◆ GIVEN TASK
Each entry has to be copied exactly, with nothing missed.

◆ DATA ENTRIES
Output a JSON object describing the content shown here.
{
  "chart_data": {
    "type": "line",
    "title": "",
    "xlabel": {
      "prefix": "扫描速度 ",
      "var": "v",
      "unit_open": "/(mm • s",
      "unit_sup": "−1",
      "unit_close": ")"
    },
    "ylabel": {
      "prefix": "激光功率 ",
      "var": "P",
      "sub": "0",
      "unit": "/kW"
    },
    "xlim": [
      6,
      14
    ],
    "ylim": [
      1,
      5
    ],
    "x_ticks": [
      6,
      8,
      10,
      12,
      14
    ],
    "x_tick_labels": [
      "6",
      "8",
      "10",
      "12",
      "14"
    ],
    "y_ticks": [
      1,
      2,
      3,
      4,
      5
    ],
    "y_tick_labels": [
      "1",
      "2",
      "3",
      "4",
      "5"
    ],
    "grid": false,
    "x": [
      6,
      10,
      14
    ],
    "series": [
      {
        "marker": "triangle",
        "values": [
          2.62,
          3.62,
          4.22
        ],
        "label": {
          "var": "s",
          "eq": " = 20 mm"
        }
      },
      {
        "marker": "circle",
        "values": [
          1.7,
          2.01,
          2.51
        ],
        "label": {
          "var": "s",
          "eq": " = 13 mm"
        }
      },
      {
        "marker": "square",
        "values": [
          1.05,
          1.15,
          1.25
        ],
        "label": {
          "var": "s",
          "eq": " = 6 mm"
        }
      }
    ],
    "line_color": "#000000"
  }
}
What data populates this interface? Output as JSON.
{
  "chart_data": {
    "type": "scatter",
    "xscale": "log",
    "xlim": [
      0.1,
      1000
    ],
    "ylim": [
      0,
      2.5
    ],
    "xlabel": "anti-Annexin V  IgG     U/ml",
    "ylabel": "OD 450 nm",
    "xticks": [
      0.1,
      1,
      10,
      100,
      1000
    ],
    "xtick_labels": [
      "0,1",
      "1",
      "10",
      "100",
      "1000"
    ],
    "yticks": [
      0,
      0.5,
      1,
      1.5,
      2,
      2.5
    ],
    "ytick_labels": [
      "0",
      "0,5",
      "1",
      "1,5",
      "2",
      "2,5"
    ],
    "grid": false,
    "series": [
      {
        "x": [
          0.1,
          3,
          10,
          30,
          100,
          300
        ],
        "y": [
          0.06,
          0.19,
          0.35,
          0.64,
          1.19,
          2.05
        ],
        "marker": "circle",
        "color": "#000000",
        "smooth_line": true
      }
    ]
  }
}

◆ THE OUTPUT
Output a JSON object describing the content shown here.
{
  "chart_data": {
    "type": "line",
    "title": "",
    "xlabel": {
      "prefix": "扫描速度 ",
      "var": "v",
      "unit_open": "/(mm • s",
      "unit_sup": "−1",
      "unit_close": ")"
    },
    "ylabel": {
      "prefix": "激光功率 ",
      "var": "P",
      "sub": "0",
      "unit": "/kW"
    },
    "xlim": [
      6,
      14
    ],
    "ylim": [
      1,
      5
    ],
    "x_ticks": [
      6,
      8,
      10,
      12,
      14
    ],
    "x_tick_labels": [
      "6",
      "8",
      "10",
      "12",
      "14"
    ],
    "y_ticks": [
      1,
      2,
      3,
      4,
      5
    ],
    "y_tick_labels": [
      "1",
      "2",
      "3",
      "4",
      "5"
    ],
    "grid": false,
    "x": [
      6,
      10,
      14
    ],
    "series": [
      {
        "marker": "triangle",
        "values": [
          2.62,
          3.62,
          4.22
        ],
        "label": {
          "var": "s",
          "eq": " = 20 mm"
        }
      },
      {
        "marker": "circle",
        "values": [
          1.7,
          2.01,
          2.51
        ],
        "label": {
          "var": "s",
          "eq": " = 13 mm"
        }
      },
      {
        "marker": "square",
        "values": [
          1.05,
          1.15,
          1.25
        ],
        "label": {
          "var": "s",
          "eq": " = 6 mm"
        }
      }
    ],
    "line_color": "#000000"
  }
}
What data populates this interface? Output as JSON.
{
  "chart_data": {
    "type": "scatter",
    "xscale": "log",
    "xlim": [
      0.1,
      1000
    ],
    "ylim": [
      0,
      2.5
    ],
    "xlabel": "anti-Annexin V  IgG     U/ml",
    "ylabel": "OD 450 nm",
    "xticks": [
      0.1,
      1,
      10,
      100,
      1000
    ],
    "xtick_labels": [
      "0,1",
      "1",
      "10",
      "100",
      "1000"
    ],
    "yticks": [
      0,
      0.5,
      1,
      1.5,
      2,
      2.5
    ],
    "ytick_labels": [
      "0",
      "0,5",
      "1",
      "1,5",
      "2",
      "2,5"
    ],
    "grid": false,
    "series": [
      {
        "x": [
          0.1,
          3,
          10,
          30,
          100,
          300
        ],
        "y": [
          0.06,
          0.19,
          0.35,
          0.64,
          1.19,
          2.05
        ],
        "marker": "circle",
        "color": "#000000",
        "smooth_line": true
      }
    ]
  }
}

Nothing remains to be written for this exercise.